━━━ Listed entries

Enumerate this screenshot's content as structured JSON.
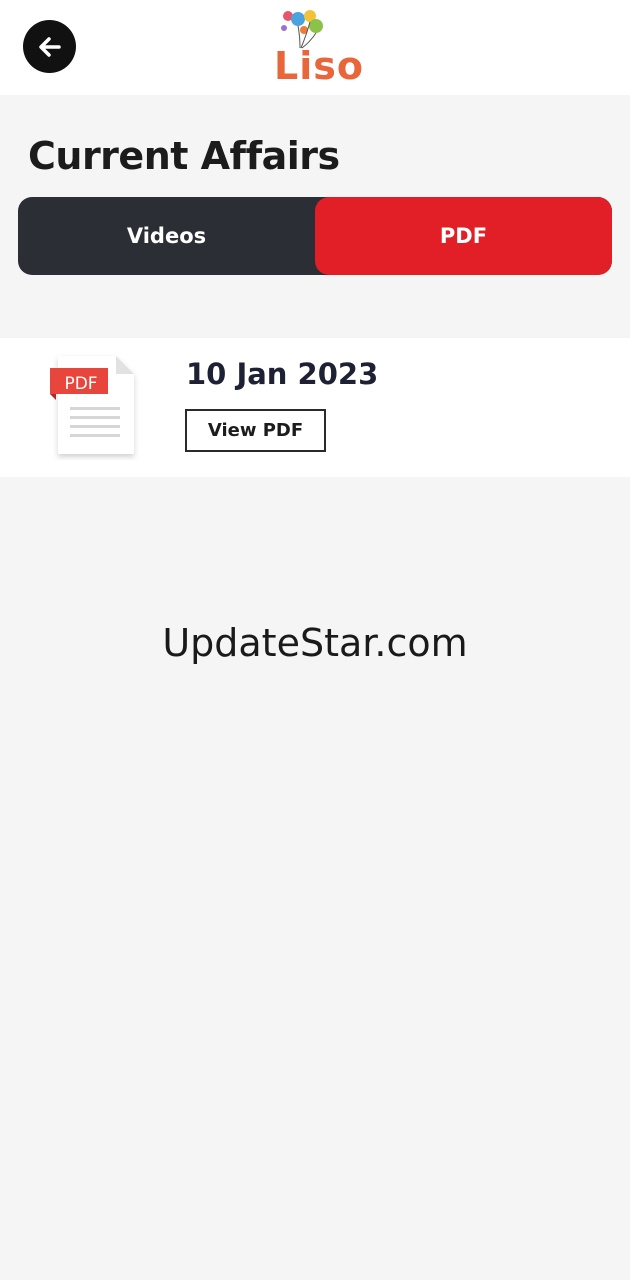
{
  "header": {
    "back_icon": "arrow-left-icon",
    "logo_text": "Liso"
  },
  "page": {
    "title": "Current Affairs"
  },
  "tabs": [
    {
      "label": "Videos",
      "selected": false
    },
    {
      "label": "PDF",
      "selected": true
    }
  ],
  "pdf_list": [
    {
      "icon_label": "PDF",
      "date": "10 Jan 2023",
      "button_label": "View PDF"
    }
  ],
  "watermark": "UpdateStar.com",
  "colors": {
    "accent_red": "#e21e26",
    "tab_dark": "#2b2e34",
    "logo_orange": "#e9663b",
    "background": "#f5f5f5"
  }
}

━━━━━━

• Exercise: Return every line of the records exactly as given, pictures excluded.

• Response to the exercise:
Enumerate this screenshot's content as structured JSON.
{
  "header": {
    "back_icon": "arrow-left-icon",
    "logo_text": "Liso"
  },
  "page": {
    "title": "Current Affairs"
  },
  "tabs": [
    {
      "label": "Videos",
      "selected": false
    },
    {
      "label": "PDF",
      "selected": true
    }
  ],
  "pdf_list": [
    {
      "icon_label": "PDF",
      "date": "10 Jan 2023",
      "button_label": "View PDF"
    }
  ],
  "watermark": "UpdateStar.com",
  "colors": {
    "accent_red": "#e21e26",
    "tab_dark": "#2b2e34",
    "logo_orange": "#e9663b",
    "background": "#f5f5f5"
  }
}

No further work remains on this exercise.